### WRITTEN EXERCISE:
Write out the entries verbatim and leave the images out of the copy.

Entries taken from a collection
* * * * *

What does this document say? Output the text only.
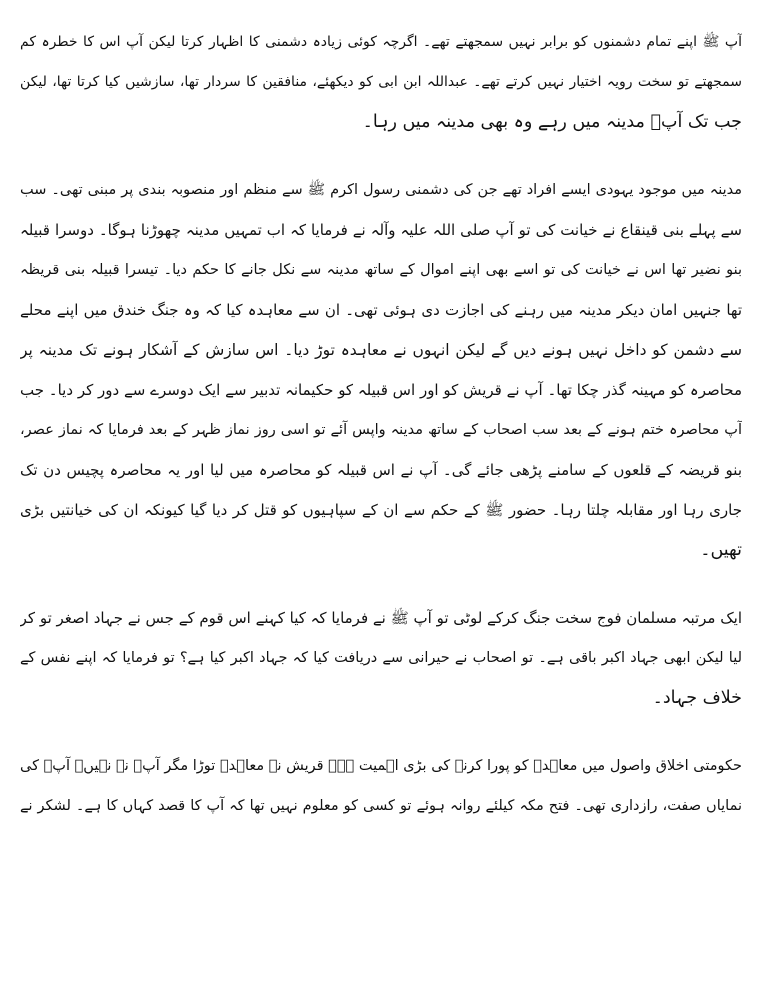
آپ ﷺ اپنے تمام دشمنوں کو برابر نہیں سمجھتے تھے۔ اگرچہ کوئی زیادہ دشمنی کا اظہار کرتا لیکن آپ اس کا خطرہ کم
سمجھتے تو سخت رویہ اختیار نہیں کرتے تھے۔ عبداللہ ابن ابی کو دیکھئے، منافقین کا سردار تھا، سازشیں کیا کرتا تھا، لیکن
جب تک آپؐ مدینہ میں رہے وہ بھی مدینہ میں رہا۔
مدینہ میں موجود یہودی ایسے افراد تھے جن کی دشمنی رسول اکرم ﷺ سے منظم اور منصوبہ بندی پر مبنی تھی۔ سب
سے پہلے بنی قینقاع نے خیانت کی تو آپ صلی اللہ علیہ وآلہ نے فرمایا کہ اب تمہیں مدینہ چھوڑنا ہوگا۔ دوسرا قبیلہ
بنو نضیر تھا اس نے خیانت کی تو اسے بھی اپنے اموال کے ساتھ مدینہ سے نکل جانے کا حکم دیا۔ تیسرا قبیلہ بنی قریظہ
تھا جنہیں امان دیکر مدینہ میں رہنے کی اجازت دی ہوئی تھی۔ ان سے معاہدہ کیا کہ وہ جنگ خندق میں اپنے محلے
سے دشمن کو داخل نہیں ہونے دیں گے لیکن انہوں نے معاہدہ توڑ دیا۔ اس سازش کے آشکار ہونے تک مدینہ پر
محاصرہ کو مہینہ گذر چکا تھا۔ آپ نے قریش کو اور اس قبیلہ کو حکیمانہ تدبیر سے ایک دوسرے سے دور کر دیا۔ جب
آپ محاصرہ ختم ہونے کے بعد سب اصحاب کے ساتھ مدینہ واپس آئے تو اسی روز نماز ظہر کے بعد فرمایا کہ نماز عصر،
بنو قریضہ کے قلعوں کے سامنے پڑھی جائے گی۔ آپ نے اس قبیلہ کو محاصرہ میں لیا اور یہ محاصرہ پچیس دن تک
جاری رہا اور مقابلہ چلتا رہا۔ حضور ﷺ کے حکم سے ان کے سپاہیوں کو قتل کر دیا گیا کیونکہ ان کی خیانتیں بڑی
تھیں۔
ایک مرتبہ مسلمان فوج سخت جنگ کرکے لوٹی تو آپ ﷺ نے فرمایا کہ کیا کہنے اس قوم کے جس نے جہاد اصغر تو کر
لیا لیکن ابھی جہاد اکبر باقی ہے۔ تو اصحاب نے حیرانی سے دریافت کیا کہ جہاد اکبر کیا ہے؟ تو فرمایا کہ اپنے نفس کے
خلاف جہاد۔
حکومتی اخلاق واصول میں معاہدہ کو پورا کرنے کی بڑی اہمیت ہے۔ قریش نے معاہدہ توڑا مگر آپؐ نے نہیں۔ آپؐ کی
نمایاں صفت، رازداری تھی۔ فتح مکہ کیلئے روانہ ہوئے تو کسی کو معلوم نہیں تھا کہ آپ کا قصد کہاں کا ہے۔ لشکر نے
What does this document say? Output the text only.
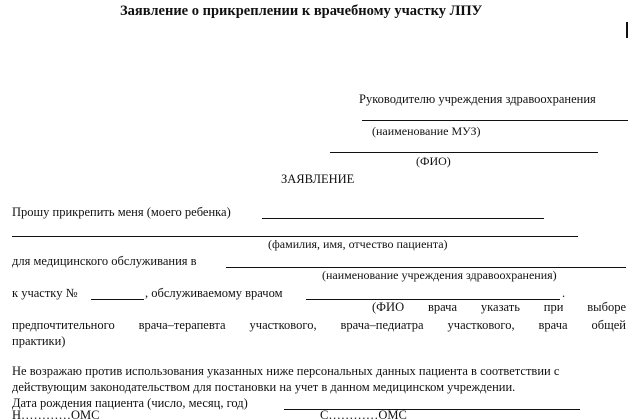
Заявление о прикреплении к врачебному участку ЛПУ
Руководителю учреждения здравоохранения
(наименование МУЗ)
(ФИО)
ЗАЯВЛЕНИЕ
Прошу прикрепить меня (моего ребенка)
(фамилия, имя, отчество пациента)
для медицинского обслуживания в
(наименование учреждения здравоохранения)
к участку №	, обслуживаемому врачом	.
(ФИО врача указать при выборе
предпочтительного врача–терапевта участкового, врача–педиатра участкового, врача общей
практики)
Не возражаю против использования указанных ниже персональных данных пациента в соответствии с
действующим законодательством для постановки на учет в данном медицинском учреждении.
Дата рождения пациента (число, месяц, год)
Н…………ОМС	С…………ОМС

* * * * *

### OUTPUT:
What does this document say? Output the text only.
آپ ﷺ اپنے تمام دشمنوں کو برابر نہیں سمجھتے تھے۔ اگرچہ کوئی زیادہ دشمنی کا اظہار کرتا لیکن آپ اس کا خطرہ کم
سمجھتے تو سخت رویہ اختیار نہیں کرتے تھے۔ عبداللہ ابن ابی کو دیکھئے، منافقین کا سردار تھا، سازشیں کیا کرتا تھا، لیکن
جب تک آپؐ مدینہ میں رہے وہ بھی مدینہ میں رہا۔
مدینہ میں موجود یہودی ایسے افراد تھے جن کی دشمنی رسول اکرم ﷺ سے منظم اور منصوبہ بندی پر مبنی تھی۔ سب
سے پہلے بنی قینقاع نے خیانت کی تو آپ صلی اللہ علیہ وآلہ نے فرمایا کہ اب تمہیں مدینہ چھوڑنا ہوگا۔ دوسرا قبیلہ
بنو نضیر تھا اس نے خیانت کی تو اسے بھی اپنے اموال کے ساتھ مدینہ سے نکل جانے کا حکم دیا۔ تیسرا قبیلہ بنی قریظہ
تھا جنہیں امان دیکر مدینہ میں رہنے کی اجازت دی ہوئی تھی۔ ان سے معاہدہ کیا کہ وہ جنگ خندق میں اپنے محلے
سے دشمن کو داخل نہیں ہونے دیں گے لیکن انہوں نے معاہدہ توڑ دیا۔ اس سازش کے آشکار ہونے تک مدینہ پر
محاصرہ کو مہینہ گذر چکا تھا۔ آپ نے قریش کو اور اس قبیلہ کو حکیمانہ تدبیر سے ایک دوسرے سے دور کر دیا۔ جب
آپ محاصرہ ختم ہونے کے بعد سب اصحاب کے ساتھ مدینہ واپس آئے تو اسی روز نماز ظہر کے بعد فرمایا کہ نماز عصر،
بنو قریضہ کے قلعوں کے سامنے پڑھی جائے گی۔ آپ نے اس قبیلہ کو محاصرہ میں لیا اور یہ محاصرہ پچیس دن تک
جاری رہا اور مقابلہ چلتا رہا۔ حضور ﷺ کے حکم سے ان کے سپاہیوں کو قتل کر دیا گیا کیونکہ ان کی خیانتیں بڑی
تھیں۔
ایک مرتبہ مسلمان فوج سخت جنگ کرکے لوٹی تو آپ ﷺ نے فرمایا کہ کیا کہنے اس قوم کے جس نے جہاد اصغر تو کر
لیا لیکن ابھی جہاد اکبر باقی ہے۔ تو اصحاب نے حیرانی سے دریافت کیا کہ جہاد اکبر کیا ہے؟ تو فرمایا کہ اپنے نفس کے
خلاف جہاد۔
حکومتی اخلاق واصول میں معاہدہ کو پورا کرنے کی بڑی اہمیت ہے۔ قریش نے معاہدہ توڑا مگر آپؐ نے نہیں۔ آپؐ کی
نمایاں صفت، رازداری تھی۔ فتح مکہ کیلئے روانہ ہوئے تو کسی کو معلوم نہیں تھا کہ آپ کا قصد کہاں کا ہے۔ لشکر نے
What does this document say? Output the text only.
Заявление о прикреплении к врачебному участку ЛПУ
Руководителю учреждения здравоохранения
(наименование МУЗ)
(ФИО)
ЗАЯВЛЕНИЕ
Прошу прикрепить меня (моего ребенка)
(фамилия, имя, отчество пациента)
для медицинского обслуживания в
(наименование учреждения здравоохранения)
к участку №	, обслуживаемому врачом	.
(ФИО врача указать при выборе
предпочтительного врача–терапевта участкового, врача–педиатра участкового, врача общей
практики)
Не возражаю против использования указанных ниже персональных данных пациента в соответствии с
действующим законодательством для постановки на учет в данном медицинском учреждении.
Дата рождения пациента (число, месяц, год)
Н…………ОМС	С…………ОМС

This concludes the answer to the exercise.